TASK PROMPT » In the material below, find how many lines contain the string "cabin". Write only that number.

[START ROWS]

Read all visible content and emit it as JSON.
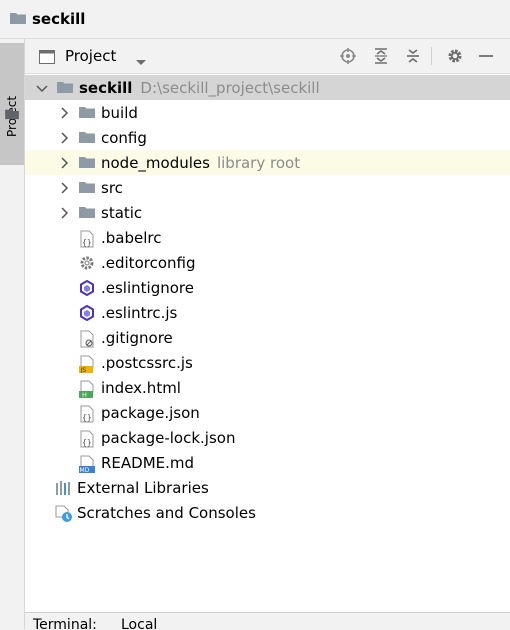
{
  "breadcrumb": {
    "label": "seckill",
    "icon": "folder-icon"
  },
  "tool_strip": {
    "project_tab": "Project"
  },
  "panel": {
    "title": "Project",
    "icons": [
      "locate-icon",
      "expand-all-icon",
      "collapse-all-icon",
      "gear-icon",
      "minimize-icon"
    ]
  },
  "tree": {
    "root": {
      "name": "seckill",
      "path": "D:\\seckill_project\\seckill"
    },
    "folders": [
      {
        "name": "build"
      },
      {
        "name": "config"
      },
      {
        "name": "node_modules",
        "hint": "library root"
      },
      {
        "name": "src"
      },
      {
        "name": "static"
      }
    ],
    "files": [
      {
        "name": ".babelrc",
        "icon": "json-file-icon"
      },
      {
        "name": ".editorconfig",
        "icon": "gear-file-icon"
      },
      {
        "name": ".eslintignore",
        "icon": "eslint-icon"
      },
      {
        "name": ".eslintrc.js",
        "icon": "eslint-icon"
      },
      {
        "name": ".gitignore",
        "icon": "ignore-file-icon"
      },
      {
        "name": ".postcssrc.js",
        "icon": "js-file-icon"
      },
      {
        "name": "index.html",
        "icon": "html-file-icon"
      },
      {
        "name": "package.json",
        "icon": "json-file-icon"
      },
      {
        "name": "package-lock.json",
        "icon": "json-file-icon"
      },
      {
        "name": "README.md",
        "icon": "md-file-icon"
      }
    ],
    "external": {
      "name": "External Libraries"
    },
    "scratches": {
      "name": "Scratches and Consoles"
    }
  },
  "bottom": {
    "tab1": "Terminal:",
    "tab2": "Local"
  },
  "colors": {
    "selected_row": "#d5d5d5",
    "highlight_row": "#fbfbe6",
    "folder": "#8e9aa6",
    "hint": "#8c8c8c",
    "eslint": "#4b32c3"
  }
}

[END ROWS]
[START ROWS]

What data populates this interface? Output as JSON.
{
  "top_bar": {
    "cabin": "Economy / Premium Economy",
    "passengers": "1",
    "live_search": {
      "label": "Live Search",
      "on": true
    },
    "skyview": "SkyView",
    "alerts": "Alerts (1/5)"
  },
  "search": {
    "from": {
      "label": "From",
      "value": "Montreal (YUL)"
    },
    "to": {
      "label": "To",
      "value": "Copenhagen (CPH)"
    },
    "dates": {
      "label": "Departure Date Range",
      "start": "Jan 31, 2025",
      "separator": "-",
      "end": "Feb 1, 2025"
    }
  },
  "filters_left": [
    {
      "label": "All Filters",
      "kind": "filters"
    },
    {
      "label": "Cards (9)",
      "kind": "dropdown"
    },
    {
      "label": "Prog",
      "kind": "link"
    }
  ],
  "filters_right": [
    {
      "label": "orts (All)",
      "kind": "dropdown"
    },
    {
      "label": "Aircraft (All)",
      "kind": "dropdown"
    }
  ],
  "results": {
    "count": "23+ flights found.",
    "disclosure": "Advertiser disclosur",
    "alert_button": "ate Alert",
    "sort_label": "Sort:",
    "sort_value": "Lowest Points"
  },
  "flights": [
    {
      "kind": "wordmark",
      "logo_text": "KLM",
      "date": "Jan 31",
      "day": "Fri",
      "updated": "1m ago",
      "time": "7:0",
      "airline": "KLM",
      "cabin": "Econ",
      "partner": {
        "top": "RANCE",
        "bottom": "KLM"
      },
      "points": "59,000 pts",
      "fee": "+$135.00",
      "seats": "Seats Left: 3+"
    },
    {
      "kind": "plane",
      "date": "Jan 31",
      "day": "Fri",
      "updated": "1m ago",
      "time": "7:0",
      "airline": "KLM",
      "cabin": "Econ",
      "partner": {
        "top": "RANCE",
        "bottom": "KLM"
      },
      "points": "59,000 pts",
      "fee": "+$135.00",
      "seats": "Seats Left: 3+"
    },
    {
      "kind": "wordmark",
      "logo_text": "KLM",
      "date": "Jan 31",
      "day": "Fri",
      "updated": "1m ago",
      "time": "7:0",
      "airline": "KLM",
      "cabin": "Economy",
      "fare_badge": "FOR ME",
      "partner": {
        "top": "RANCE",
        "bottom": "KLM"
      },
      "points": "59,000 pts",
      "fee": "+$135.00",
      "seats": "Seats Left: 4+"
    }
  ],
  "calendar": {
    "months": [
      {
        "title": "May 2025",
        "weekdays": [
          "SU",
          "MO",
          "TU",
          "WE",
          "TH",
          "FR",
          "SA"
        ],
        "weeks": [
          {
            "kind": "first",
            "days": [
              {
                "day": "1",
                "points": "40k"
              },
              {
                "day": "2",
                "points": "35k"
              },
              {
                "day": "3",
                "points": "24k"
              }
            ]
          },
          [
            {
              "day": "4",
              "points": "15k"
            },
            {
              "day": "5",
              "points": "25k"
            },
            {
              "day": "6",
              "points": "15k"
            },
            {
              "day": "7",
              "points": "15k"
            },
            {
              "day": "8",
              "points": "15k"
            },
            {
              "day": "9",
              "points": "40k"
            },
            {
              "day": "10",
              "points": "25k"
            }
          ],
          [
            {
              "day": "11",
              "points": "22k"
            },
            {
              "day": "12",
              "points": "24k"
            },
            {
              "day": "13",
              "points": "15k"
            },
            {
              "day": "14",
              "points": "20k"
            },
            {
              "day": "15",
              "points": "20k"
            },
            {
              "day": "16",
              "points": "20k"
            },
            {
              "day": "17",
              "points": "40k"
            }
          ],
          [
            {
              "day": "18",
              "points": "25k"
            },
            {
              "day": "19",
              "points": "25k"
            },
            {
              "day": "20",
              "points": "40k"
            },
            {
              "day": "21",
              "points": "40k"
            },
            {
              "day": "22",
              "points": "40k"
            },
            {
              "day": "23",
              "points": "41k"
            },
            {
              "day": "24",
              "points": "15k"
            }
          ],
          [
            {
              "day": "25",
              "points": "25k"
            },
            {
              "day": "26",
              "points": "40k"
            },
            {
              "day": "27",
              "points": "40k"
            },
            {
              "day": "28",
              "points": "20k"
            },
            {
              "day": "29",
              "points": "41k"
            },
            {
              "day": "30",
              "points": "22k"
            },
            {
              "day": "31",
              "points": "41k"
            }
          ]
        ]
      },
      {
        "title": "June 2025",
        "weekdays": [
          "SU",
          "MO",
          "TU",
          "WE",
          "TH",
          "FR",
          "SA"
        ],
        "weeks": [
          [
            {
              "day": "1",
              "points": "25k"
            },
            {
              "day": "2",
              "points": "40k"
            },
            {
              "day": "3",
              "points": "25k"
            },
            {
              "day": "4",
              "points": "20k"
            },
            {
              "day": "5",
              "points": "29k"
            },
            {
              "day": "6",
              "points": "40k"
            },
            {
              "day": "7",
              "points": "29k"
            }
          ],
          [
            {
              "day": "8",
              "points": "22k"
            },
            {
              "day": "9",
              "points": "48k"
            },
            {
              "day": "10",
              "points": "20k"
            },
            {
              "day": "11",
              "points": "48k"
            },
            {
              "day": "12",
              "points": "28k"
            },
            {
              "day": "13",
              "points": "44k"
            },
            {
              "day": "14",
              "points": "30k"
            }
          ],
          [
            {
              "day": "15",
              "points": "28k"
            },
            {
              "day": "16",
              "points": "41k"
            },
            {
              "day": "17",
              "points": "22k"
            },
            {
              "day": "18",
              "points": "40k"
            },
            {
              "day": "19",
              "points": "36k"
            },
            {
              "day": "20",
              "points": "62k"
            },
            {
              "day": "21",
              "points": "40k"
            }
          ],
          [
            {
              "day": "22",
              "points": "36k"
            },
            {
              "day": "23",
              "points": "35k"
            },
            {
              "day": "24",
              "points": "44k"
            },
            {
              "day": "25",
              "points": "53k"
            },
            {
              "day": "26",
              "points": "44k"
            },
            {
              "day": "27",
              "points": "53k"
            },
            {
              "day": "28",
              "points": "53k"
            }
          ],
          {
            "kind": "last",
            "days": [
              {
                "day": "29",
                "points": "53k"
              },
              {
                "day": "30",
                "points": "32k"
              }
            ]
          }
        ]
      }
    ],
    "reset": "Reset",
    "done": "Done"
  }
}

[END ROWS]

TASK RESPONSE » 4